* **Objective**
Can you restate the records below word for word?

* **Data supplied**
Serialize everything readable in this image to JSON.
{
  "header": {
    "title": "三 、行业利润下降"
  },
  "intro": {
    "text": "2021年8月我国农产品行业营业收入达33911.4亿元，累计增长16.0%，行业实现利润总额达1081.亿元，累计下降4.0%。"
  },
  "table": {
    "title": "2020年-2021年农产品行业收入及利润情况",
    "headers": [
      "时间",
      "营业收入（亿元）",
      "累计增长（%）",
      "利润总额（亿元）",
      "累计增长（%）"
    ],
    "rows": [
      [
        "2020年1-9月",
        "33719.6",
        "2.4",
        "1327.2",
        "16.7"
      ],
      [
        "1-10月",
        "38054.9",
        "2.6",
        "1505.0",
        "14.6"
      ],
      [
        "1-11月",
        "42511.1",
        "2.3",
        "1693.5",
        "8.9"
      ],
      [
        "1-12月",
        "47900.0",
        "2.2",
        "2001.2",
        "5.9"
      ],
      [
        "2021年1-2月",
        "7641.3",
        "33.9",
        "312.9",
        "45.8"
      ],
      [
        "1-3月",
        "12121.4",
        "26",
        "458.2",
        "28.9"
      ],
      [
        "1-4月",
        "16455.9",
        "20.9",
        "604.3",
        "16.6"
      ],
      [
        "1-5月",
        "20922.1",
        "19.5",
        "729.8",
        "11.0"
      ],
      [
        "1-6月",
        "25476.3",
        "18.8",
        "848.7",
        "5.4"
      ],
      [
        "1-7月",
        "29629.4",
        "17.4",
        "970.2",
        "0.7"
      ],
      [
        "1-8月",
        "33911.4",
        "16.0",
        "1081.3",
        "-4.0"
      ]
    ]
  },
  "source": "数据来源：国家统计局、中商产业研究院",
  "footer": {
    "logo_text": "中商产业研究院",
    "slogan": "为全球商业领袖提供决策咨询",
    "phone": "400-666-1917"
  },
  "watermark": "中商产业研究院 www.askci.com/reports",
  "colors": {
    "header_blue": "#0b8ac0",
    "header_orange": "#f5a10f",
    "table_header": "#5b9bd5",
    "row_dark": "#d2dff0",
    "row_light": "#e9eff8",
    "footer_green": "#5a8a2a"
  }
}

* **Task solution**
Serialize everything readable in this image to JSON.
{
  "header": {
    "title": "三 、行业利润下降"
  },
  "intro": {
    "text": "2021年8月我国农产品行业营业收入达33911.4亿元，累计增长16.0%，行业实现利润总额达1081.亿元，累计下降4.0%。"
  },
  "table": {
    "title": "2020年-2021年农产品行业收入及利润情况",
    "headers": [
      "时间",
      "营业收入（亿元）",
      "累计增长（%）",
      "利润总额（亿元）",
      "累计增长（%）"
    ],
    "rows": [
      [
        "2020年1-9月",
        "33719.6",
        "2.4",
        "1327.2",
        "16.7"
      ],
      [
        "1-10月",
        "38054.9",
        "2.6",
        "1505.0",
        "14.6"
      ],
      [
        "1-11月",
        "42511.1",
        "2.3",
        "1693.5",
        "8.9"
      ],
      [
        "1-12月",
        "47900.0",
        "2.2",
        "2001.2",
        "5.9"
      ],
      [
        "2021年1-2月",
        "7641.3",
        "33.9",
        "312.9",
        "45.8"
      ],
      [
        "1-3月",
        "12121.4",
        "26",
        "458.2",
        "28.9"
      ],
      [
        "1-4月",
        "16455.9",
        "20.9",
        "604.3",
        "16.6"
      ],
      [
        "1-5月",
        "20922.1",
        "19.5",
        "729.8",
        "11.0"
      ],
      [
        "1-6月",
        "25476.3",
        "18.8",
        "848.7",
        "5.4"
      ],
      [
        "1-7月",
        "29629.4",
        "17.4",
        "970.2",
        "0.7"
      ],
      [
        "1-8月",
        "33911.4",
        "16.0",
        "1081.3",
        "-4.0"
      ]
    ]
  },
  "source": "数据来源：国家统计局、中商产业研究院",
  "footer": {
    "logo_text": "中商产业研究院",
    "slogan": "为全球商业领袖提供决策咨询",
    "phone": "400-666-1917"
  },
  "watermark": "中商产业研究院 www.askci.com/reports",
  "colors": {
    "header_blue": "#0b8ac0",
    "header_orange": "#f5a10f",
    "table_header": "#5b9bd5",
    "row_dark": "#d2dff0",
    "row_light": "#e9eff8",
    "footer_green": "#5a8a2a"
  }
}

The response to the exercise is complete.